## [Your task]
Copy out all the lines exactly. Omit pictures.

[Data excerpts]
** start **
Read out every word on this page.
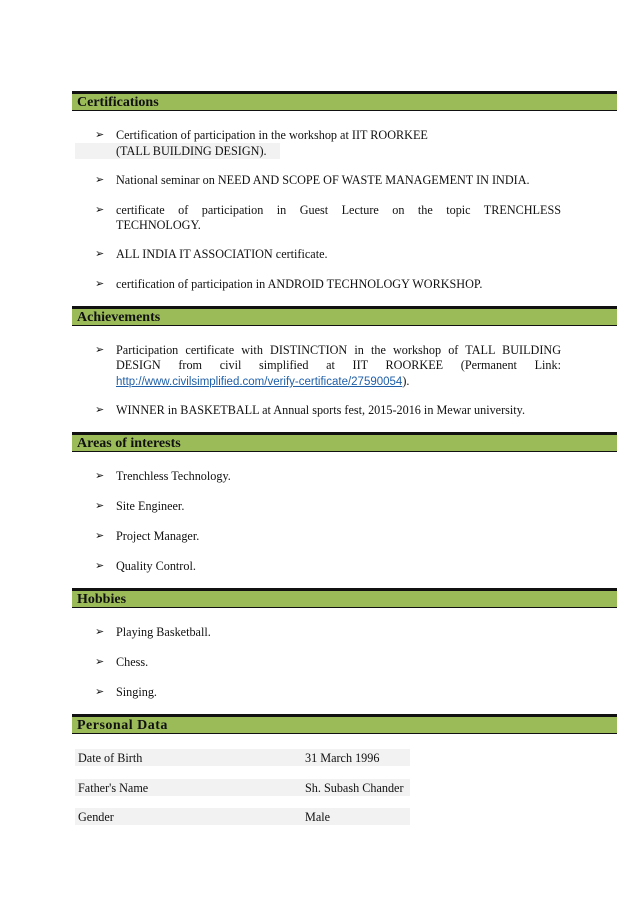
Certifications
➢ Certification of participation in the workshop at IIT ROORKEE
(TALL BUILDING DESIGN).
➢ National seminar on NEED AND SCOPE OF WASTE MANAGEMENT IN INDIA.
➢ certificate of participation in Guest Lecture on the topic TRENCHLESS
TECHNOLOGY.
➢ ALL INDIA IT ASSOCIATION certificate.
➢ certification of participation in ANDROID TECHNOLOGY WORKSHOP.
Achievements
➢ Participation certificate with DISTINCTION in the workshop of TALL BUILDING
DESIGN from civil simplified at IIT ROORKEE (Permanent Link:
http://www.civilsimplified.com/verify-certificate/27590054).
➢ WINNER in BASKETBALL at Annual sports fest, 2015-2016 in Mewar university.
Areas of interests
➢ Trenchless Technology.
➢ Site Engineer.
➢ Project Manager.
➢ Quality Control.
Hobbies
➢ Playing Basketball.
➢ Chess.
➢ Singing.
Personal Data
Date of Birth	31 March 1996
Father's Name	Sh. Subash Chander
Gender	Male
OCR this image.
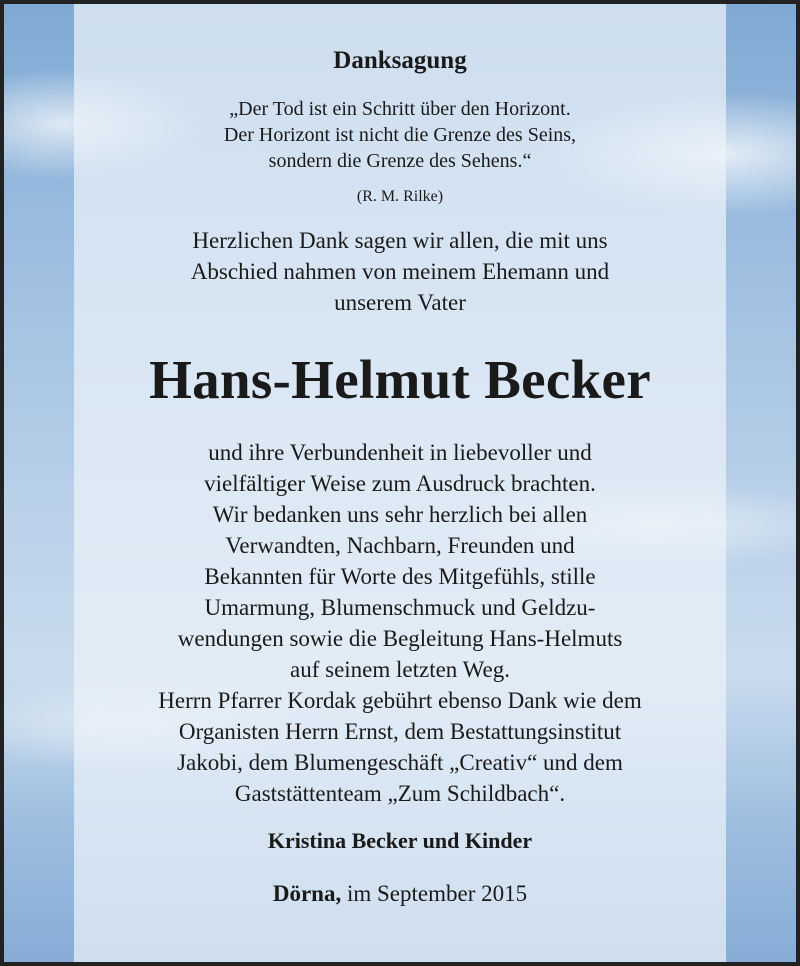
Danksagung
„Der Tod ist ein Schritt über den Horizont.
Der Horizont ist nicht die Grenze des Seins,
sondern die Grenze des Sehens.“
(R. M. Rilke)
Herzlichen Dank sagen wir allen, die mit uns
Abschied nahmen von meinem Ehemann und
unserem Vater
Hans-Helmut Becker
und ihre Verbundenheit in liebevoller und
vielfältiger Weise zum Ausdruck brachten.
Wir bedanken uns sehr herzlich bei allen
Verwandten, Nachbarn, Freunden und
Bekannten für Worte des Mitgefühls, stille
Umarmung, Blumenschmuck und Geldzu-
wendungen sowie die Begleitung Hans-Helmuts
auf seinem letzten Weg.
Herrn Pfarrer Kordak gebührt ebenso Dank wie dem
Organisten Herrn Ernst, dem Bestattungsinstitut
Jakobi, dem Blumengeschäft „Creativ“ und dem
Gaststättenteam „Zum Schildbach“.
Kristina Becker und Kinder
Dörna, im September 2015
** end **
## [The completed task]
Read out every word on this page.
Certifications
➢ Certification of participation in the workshop at IIT ROORKEE
(TALL BUILDING DESIGN).
➢ National seminar on NEED AND SCOPE OF WASTE MANAGEMENT IN INDIA.
➢ certificate of participation in Guest Lecture on the topic TRENCHLESS
TECHNOLOGY.
➢ ALL INDIA IT ASSOCIATION certificate.
➢ certification of participation in ANDROID TECHNOLOGY WORKSHOP.
Achievements
➢ Participation certificate with DISTINCTION in the workshop of TALL BUILDING
DESIGN from civil simplified at IIT ROORKEE (Permanent Link:
http://www.civilsimplified.com/verify-certificate/27590054).
➢ WINNER in BASKETBALL at Annual sports fest, 2015-2016 in Mewar university.
Areas of interests
➢ Trenchless Technology.
➢ Site Engineer.
➢ Project Manager.
➢ Quality Control.
Hobbies
➢ Playing Basketball.
➢ Chess.
➢ Singing.
Personal Data
Date of Birth	31 March 1996
Father's Name	Sh. Subash Chander
Gender	Male
OCR this image.
Danksagung
„Der Tod ist ein Schritt über den Horizont.
Der Horizont ist nicht die Grenze des Seins,
sondern die Grenze des Sehens.“
(R. M. Rilke)
Herzlichen Dank sagen wir allen, die mit uns
Abschied nahmen von meinem Ehemann und
unserem Vater
Hans-Helmut Becker
und ihre Verbundenheit in liebevoller und
vielfältiger Weise zum Ausdruck brachten.
Wir bedanken uns sehr herzlich bei allen
Verwandten, Nachbarn, Freunden und
Bekannten für Worte des Mitgefühls, stille
Umarmung, Blumenschmuck und Geldzu-
wendungen sowie die Begleitung Hans-Helmuts
auf seinem letzten Weg.
Herrn Pfarrer Kordak gebührt ebenso Dank wie dem
Organisten Herrn Ernst, dem Bestattungsinstitut
Jakobi, dem Blumengeschäft „Creativ“ und dem
Gaststättenteam „Zum Schildbach“.
Kristina Becker und Kinder
Dörna, im September 2015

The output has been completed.